• Aim
Each entry below should be reproduced character for character.

• Extracted records

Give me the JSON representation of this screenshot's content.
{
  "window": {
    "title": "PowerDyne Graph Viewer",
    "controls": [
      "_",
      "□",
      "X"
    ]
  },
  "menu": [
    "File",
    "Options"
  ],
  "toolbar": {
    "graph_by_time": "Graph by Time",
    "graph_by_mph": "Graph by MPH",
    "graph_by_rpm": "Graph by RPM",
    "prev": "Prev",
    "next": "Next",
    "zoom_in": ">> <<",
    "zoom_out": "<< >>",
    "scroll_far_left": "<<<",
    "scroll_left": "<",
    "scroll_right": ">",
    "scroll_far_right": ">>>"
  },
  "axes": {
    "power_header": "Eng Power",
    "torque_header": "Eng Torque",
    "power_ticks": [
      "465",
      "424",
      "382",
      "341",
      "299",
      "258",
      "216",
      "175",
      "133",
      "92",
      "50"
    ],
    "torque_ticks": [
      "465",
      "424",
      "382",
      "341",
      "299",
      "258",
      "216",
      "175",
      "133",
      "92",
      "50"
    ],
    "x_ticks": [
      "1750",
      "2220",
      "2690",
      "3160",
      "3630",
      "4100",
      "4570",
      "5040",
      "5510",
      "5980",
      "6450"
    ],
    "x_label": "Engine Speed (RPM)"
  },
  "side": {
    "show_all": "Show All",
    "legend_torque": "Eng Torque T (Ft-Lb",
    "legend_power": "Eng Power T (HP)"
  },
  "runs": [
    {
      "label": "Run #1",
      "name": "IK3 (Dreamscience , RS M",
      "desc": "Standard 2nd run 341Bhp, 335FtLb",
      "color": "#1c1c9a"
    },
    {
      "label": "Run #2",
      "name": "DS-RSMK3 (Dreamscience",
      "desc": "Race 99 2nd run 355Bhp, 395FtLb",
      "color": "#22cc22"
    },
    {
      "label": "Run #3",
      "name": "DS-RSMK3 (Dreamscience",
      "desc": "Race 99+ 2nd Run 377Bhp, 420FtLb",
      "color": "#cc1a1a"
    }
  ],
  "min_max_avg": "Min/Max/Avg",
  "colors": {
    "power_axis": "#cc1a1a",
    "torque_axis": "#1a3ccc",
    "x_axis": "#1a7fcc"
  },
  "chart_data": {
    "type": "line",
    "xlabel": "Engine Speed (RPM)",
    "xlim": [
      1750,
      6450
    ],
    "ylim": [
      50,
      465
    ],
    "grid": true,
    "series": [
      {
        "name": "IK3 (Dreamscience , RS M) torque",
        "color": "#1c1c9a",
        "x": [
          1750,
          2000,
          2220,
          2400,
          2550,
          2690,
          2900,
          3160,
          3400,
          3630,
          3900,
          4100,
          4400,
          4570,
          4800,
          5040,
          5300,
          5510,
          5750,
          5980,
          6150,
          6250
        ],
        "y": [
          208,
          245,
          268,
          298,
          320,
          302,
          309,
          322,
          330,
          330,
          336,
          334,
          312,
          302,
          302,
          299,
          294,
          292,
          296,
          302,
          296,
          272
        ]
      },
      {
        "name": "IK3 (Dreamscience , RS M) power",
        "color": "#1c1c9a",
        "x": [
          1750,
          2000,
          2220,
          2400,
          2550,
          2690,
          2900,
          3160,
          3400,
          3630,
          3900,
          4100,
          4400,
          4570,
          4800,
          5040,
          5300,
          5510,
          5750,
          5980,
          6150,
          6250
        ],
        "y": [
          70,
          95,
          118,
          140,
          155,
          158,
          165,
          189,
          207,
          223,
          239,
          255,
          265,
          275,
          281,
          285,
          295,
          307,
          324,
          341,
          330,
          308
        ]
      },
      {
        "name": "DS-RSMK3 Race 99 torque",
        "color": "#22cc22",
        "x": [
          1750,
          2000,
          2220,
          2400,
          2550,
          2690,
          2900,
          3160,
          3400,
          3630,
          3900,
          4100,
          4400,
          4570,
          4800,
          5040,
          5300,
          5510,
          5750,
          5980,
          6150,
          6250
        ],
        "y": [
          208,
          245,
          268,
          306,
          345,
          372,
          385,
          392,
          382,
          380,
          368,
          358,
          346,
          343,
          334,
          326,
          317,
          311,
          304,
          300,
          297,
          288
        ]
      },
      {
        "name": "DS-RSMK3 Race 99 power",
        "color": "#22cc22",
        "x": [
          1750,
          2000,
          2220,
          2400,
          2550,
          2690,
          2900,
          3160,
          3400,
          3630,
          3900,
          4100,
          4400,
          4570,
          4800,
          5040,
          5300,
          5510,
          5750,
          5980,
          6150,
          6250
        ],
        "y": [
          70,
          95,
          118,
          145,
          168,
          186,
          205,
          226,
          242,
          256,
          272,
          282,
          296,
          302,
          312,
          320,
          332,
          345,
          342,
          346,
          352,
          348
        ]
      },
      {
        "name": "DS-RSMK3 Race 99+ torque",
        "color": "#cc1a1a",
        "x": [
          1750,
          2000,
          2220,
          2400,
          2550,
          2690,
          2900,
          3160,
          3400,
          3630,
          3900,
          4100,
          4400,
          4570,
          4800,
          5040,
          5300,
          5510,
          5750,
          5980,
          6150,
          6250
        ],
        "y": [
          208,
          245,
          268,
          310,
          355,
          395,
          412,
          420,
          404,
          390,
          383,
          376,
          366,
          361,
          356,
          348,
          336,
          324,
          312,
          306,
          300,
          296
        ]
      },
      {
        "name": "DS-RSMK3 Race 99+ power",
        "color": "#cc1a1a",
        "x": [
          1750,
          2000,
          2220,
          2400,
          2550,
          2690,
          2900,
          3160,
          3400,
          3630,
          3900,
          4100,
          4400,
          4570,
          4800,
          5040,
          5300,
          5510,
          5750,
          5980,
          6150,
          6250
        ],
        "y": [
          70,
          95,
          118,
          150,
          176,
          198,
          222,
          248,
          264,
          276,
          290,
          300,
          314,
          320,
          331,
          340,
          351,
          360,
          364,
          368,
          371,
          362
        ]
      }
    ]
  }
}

• Task output
Give me the JSON representation of this screenshot's content.
{
  "window": {
    "title": "PowerDyne Graph Viewer",
    "controls": [
      "_",
      "□",
      "X"
    ]
  },
  "menu": [
    "File",
    "Options"
  ],
  "toolbar": {
    "graph_by_time": "Graph by Time",
    "graph_by_mph": "Graph by MPH",
    "graph_by_rpm": "Graph by RPM",
    "prev": "Prev",
    "next": "Next",
    "zoom_in": ">> <<",
    "zoom_out": "<< >>",
    "scroll_far_left": "<<<",
    "scroll_left": "<",
    "scroll_right": ">",
    "scroll_far_right": ">>>"
  },
  "axes": {
    "power_header": "Eng Power",
    "torque_header": "Eng Torque",
    "power_ticks": [
      "465",
      "424",
      "382",
      "341",
      "299",
      "258",
      "216",
      "175",
      "133",
      "92",
      "50"
    ],
    "torque_ticks": [
      "465",
      "424",
      "382",
      "341",
      "299",
      "258",
      "216",
      "175",
      "133",
      "92",
      "50"
    ],
    "x_ticks": [
      "1750",
      "2220",
      "2690",
      "3160",
      "3630",
      "4100",
      "4570",
      "5040",
      "5510",
      "5980",
      "6450"
    ],
    "x_label": "Engine Speed (RPM)"
  },
  "side": {
    "show_all": "Show All",
    "legend_torque": "Eng Torque T (Ft-Lb",
    "legend_power": "Eng Power T (HP)"
  },
  "runs": [
    {
      "label": "Run #1",
      "name": "IK3 (Dreamscience , RS M",
      "desc": "Standard 2nd run 341Bhp, 335FtLb",
      "color": "#1c1c9a"
    },
    {
      "label": "Run #2",
      "name": "DS-RSMK3 (Dreamscience",
      "desc": "Race 99 2nd run 355Bhp, 395FtLb",
      "color": "#22cc22"
    },
    {
      "label": "Run #3",
      "name": "DS-RSMK3 (Dreamscience",
      "desc": "Race 99+ 2nd Run 377Bhp, 420FtLb",
      "color": "#cc1a1a"
    }
  ],
  "min_max_avg": "Min/Max/Avg",
  "colors": {
    "power_axis": "#cc1a1a",
    "torque_axis": "#1a3ccc",
    "x_axis": "#1a7fcc"
  },
  "chart_data": {
    "type": "line",
    "xlabel": "Engine Speed (RPM)",
    "xlim": [
      1750,
      6450
    ],
    "ylim": [
      50,
      465
    ],
    "grid": true,
    "series": [
      {
        "name": "IK3 (Dreamscience , RS M) torque",
        "color": "#1c1c9a",
        "x": [
          1750,
          2000,
          2220,
          2400,
          2550,
          2690,
          2900,
          3160,
          3400,
          3630,
          3900,
          4100,
          4400,
          4570,
          4800,
          5040,
          5300,
          5510,
          5750,
          5980,
          6150,
          6250
        ],
        "y": [
          208,
          245,
          268,
          298,
          320,
          302,
          309,
          322,
          330,
          330,
          336,
          334,
          312,
          302,
          302,
          299,
          294,
          292,
          296,
          302,
          296,
          272
        ]
      },
      {
        "name": "IK3 (Dreamscience , RS M) power",
        "color": "#1c1c9a",
        "x": [
          1750,
          2000,
          2220,
          2400,
          2550,
          2690,
          2900,
          3160,
          3400,
          3630,
          3900,
          4100,
          4400,
          4570,
          4800,
          5040,
          5300,
          5510,
          5750,
          5980,
          6150,
          6250
        ],
        "y": [
          70,
          95,
          118,
          140,
          155,
          158,
          165,
          189,
          207,
          223,
          239,
          255,
          265,
          275,
          281,
          285,
          295,
          307,
          324,
          341,
          330,
          308
        ]
      },
      {
        "name": "DS-RSMK3 Race 99 torque",
        "color": "#22cc22",
        "x": [
          1750,
          2000,
          2220,
          2400,
          2550,
          2690,
          2900,
          3160,
          3400,
          3630,
          3900,
          4100,
          4400,
          4570,
          4800,
          5040,
          5300,
          5510,
          5750,
          5980,
          6150,
          6250
        ],
        "y": [
          208,
          245,
          268,
          306,
          345,
          372,
          385,
          392,
          382,
          380,
          368,
          358,
          346,
          343,
          334,
          326,
          317,
          311,
          304,
          300,
          297,
          288
        ]
      },
      {
        "name": "DS-RSMK3 Race 99 power",
        "color": "#22cc22",
        "x": [
          1750,
          2000,
          2220,
          2400,
          2550,
          2690,
          2900,
          3160,
          3400,
          3630,
          3900,
          4100,
          4400,
          4570,
          4800,
          5040,
          5300,
          5510,
          5750,
          5980,
          6150,
          6250
        ],
        "y": [
          70,
          95,
          118,
          145,
          168,
          186,
          205,
          226,
          242,
          256,
          272,
          282,
          296,
          302,
          312,
          320,
          332,
          345,
          342,
          346,
          352,
          348
        ]
      },
      {
        "name": "DS-RSMK3 Race 99+ torque",
        "color": "#cc1a1a",
        "x": [
          1750,
          2000,
          2220,
          2400,
          2550,
          2690,
          2900,
          3160,
          3400,
          3630,
          3900,
          4100,
          4400,
          4570,
          4800,
          5040,
          5300,
          5510,
          5750,
          5980,
          6150,
          6250
        ],
        "y": [
          208,
          245,
          268,
          310,
          355,
          395,
          412,
          420,
          404,
          390,
          383,
          376,
          366,
          361,
          356,
          348,
          336,
          324,
          312,
          306,
          300,
          296
        ]
      },
      {
        "name": "DS-RSMK3 Race 99+ power",
        "color": "#cc1a1a",
        "x": [
          1750,
          2000,
          2220,
          2400,
          2550,
          2690,
          2900,
          3160,
          3400,
          3630,
          3900,
          4100,
          4400,
          4570,
          4800,
          5040,
          5300,
          5510,
          5750,
          5980,
          6150,
          6250
        ],
        "y": [
          70,
          95,
          118,
          150,
          176,
          198,
          222,
          248,
          264,
          276,
          290,
          300,
          314,
          320,
          331,
          340,
          351,
          360,
          364,
          368,
          371,
          362
        ]
      }
    ]
  }
}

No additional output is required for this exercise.